═════ Exercise material
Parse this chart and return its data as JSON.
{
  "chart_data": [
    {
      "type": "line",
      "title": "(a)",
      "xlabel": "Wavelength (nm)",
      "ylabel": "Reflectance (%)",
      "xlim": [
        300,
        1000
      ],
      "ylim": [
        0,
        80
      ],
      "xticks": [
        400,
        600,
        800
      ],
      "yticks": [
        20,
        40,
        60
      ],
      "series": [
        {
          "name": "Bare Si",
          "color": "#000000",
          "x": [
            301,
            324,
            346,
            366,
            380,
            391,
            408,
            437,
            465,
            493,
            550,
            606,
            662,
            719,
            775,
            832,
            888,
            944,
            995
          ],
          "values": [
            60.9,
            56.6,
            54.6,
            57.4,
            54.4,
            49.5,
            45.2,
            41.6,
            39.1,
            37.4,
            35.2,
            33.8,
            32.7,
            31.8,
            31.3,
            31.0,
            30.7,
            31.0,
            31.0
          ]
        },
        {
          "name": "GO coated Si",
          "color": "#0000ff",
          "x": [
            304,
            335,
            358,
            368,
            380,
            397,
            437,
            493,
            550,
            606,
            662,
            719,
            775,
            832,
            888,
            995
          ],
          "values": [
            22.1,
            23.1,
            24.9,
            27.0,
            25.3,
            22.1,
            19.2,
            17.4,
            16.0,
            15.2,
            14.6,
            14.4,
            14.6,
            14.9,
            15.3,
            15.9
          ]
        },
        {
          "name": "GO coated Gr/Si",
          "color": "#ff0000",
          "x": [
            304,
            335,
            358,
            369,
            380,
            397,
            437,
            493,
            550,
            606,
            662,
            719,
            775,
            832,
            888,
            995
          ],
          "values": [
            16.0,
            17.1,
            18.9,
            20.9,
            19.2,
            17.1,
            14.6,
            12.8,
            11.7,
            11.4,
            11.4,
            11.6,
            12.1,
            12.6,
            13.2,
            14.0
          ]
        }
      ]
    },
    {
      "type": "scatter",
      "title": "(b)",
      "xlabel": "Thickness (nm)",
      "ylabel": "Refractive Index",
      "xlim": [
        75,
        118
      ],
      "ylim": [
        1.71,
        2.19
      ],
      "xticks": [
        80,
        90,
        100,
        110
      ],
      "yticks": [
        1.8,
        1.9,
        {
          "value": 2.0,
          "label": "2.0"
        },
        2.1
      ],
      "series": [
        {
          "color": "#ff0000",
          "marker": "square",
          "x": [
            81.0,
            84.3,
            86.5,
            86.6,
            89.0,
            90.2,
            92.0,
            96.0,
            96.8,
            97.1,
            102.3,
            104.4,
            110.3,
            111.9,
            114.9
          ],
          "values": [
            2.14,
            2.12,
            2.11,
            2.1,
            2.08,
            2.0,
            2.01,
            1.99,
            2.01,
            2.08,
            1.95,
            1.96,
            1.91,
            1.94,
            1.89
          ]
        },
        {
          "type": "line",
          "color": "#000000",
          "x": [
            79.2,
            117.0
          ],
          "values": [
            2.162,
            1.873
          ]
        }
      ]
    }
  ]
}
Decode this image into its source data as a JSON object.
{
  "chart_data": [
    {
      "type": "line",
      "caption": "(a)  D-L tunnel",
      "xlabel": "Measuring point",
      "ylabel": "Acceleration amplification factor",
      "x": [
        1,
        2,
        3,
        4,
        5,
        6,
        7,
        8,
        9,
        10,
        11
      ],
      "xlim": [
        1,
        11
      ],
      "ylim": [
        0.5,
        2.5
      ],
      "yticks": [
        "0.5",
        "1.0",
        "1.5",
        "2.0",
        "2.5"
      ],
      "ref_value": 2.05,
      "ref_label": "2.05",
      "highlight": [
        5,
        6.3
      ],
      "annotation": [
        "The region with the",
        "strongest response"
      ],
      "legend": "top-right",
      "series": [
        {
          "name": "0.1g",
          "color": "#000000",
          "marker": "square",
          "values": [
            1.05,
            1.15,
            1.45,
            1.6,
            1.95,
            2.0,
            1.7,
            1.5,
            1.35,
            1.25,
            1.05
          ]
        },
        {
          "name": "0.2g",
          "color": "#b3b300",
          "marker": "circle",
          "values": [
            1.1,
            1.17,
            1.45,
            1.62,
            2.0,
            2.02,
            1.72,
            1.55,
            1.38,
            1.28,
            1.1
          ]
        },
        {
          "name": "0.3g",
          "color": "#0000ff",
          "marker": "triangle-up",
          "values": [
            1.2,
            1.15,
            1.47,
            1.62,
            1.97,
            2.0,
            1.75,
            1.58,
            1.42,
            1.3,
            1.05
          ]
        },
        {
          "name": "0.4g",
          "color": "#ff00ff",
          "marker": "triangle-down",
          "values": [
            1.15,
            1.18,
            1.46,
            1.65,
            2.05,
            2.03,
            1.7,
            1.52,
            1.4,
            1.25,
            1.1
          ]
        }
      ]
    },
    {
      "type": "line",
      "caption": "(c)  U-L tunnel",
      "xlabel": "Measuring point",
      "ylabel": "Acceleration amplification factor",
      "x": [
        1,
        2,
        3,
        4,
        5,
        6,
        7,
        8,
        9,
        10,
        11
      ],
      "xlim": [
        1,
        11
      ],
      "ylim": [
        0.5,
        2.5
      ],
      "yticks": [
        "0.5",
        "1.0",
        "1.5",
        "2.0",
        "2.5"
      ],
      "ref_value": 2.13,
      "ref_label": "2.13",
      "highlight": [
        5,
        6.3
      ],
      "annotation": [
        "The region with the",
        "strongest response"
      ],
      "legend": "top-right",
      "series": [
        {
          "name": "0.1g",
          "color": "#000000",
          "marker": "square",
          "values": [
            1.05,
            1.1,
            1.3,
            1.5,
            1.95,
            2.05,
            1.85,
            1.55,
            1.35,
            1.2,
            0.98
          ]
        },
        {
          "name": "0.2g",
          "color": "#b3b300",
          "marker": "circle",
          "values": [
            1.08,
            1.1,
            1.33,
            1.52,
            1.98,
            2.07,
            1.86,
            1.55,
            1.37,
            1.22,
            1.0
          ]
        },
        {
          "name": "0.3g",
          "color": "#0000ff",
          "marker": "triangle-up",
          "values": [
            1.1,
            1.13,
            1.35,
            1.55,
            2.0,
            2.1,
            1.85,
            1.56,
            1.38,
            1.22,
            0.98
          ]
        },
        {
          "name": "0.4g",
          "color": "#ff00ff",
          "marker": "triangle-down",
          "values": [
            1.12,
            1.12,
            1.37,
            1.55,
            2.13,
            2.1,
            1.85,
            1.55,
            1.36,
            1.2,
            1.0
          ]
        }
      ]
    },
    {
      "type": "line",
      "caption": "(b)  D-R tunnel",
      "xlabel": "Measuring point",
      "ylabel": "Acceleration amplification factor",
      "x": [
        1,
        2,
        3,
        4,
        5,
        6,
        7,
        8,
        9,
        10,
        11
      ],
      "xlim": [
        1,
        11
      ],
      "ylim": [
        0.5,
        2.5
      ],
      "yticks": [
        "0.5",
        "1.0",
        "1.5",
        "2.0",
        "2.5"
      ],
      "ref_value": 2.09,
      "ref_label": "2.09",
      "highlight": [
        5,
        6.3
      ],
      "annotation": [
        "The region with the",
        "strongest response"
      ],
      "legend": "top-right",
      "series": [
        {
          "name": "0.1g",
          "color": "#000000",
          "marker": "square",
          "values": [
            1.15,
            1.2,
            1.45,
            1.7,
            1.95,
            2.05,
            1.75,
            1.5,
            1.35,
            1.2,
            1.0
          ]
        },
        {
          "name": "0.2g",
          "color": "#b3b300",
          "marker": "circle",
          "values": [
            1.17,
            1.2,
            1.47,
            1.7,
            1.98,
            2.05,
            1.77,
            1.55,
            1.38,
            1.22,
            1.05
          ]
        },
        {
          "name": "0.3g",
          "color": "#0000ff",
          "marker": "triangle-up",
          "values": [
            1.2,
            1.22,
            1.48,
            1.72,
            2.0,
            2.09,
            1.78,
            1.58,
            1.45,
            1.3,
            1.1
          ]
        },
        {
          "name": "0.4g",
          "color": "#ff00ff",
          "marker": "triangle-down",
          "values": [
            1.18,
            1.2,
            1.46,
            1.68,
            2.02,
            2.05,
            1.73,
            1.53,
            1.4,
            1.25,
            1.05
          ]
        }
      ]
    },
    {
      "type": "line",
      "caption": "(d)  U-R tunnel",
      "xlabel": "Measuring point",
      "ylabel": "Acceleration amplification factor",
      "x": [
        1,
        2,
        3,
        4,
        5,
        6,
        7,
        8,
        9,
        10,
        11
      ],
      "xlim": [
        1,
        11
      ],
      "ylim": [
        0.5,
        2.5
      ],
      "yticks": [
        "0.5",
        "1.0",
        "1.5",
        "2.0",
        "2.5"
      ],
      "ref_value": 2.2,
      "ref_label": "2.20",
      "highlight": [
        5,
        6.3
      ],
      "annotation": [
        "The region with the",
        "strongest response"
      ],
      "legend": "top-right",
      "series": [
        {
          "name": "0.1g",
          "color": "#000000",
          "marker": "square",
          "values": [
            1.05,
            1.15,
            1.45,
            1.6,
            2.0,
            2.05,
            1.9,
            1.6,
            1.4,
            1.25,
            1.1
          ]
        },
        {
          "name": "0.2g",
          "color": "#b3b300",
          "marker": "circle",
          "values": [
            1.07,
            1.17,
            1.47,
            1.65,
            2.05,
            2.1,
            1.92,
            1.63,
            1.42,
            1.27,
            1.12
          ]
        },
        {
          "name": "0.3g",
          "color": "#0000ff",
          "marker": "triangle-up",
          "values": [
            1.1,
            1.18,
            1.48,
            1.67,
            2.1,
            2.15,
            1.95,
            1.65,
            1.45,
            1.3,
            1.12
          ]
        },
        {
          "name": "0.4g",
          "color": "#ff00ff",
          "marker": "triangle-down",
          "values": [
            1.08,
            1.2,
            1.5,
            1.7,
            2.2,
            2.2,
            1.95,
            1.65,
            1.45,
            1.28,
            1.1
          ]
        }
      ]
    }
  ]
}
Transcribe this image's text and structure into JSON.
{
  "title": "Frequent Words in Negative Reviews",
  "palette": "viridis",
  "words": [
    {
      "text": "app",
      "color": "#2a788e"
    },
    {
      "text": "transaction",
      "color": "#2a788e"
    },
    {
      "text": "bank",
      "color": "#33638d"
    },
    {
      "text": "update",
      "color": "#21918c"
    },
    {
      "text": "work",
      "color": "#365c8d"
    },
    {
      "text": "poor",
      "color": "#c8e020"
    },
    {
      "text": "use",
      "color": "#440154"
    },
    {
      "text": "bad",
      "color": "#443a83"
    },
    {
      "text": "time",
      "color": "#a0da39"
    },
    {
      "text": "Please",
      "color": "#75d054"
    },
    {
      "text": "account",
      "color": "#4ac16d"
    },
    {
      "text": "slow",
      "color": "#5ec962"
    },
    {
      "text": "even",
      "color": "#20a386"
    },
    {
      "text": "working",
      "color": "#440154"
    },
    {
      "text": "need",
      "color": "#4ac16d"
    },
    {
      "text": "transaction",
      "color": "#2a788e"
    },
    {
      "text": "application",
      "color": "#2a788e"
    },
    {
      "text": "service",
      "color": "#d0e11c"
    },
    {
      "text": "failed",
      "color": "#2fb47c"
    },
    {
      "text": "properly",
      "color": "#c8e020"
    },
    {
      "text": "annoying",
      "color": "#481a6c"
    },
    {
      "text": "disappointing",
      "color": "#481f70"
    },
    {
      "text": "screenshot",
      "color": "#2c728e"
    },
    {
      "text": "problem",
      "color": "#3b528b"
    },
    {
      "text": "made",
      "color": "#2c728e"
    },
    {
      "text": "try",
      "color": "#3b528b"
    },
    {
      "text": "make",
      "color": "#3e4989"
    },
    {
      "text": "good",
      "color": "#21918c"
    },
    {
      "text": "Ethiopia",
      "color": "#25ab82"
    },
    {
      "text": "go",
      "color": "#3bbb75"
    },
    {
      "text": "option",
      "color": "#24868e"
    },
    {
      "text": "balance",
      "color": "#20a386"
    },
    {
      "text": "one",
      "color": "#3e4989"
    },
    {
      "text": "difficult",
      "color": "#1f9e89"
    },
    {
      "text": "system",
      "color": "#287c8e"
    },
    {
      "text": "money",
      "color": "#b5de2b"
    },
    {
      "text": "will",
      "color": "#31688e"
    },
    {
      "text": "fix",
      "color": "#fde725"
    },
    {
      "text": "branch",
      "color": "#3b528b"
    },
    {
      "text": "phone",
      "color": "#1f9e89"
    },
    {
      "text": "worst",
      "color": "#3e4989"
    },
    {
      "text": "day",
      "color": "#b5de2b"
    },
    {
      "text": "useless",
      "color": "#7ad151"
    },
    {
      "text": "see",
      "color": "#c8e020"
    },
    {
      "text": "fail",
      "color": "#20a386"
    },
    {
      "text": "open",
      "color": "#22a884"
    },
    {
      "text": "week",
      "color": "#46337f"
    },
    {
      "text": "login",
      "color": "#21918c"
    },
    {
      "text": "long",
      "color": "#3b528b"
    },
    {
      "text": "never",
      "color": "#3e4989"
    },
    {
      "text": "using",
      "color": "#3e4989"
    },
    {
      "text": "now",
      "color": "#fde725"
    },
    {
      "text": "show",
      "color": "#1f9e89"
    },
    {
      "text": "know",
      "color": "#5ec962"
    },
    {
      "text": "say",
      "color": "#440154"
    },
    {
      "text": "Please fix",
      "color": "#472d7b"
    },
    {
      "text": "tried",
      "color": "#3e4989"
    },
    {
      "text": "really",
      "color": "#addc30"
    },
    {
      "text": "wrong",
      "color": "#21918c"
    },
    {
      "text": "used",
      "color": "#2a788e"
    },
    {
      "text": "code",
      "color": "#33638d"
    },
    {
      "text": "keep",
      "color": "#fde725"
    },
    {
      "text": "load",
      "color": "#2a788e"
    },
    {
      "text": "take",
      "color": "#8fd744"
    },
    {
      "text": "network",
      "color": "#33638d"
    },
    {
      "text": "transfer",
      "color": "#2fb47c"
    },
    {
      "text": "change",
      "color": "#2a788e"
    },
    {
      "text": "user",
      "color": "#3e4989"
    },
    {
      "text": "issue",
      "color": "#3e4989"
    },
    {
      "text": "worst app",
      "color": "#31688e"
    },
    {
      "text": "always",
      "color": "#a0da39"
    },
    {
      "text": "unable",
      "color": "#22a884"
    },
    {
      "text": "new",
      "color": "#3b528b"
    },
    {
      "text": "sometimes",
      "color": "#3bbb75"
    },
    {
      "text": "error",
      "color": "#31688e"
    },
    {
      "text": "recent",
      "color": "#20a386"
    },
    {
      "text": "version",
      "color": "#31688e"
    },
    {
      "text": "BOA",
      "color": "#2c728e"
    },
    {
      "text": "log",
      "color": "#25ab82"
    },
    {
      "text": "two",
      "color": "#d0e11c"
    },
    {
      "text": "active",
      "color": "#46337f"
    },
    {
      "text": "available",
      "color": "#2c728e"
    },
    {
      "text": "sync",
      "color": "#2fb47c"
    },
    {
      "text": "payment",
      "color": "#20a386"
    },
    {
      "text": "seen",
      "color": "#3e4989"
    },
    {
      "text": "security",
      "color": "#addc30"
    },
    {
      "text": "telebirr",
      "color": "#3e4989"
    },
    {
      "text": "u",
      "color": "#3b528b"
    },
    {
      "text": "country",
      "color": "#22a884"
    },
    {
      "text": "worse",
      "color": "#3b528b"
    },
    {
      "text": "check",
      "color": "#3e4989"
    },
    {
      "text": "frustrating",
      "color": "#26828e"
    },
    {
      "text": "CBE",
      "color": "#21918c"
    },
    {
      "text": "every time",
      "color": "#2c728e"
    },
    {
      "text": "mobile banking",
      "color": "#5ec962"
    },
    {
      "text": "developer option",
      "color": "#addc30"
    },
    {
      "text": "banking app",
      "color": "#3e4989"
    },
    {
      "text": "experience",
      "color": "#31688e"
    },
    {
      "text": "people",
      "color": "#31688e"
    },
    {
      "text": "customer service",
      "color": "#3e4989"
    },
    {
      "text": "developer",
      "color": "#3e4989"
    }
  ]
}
══════════
## Exercise prompt:
Find every line with "tunnel" in the listing and state how many there are, nothing else.

## Reply:
4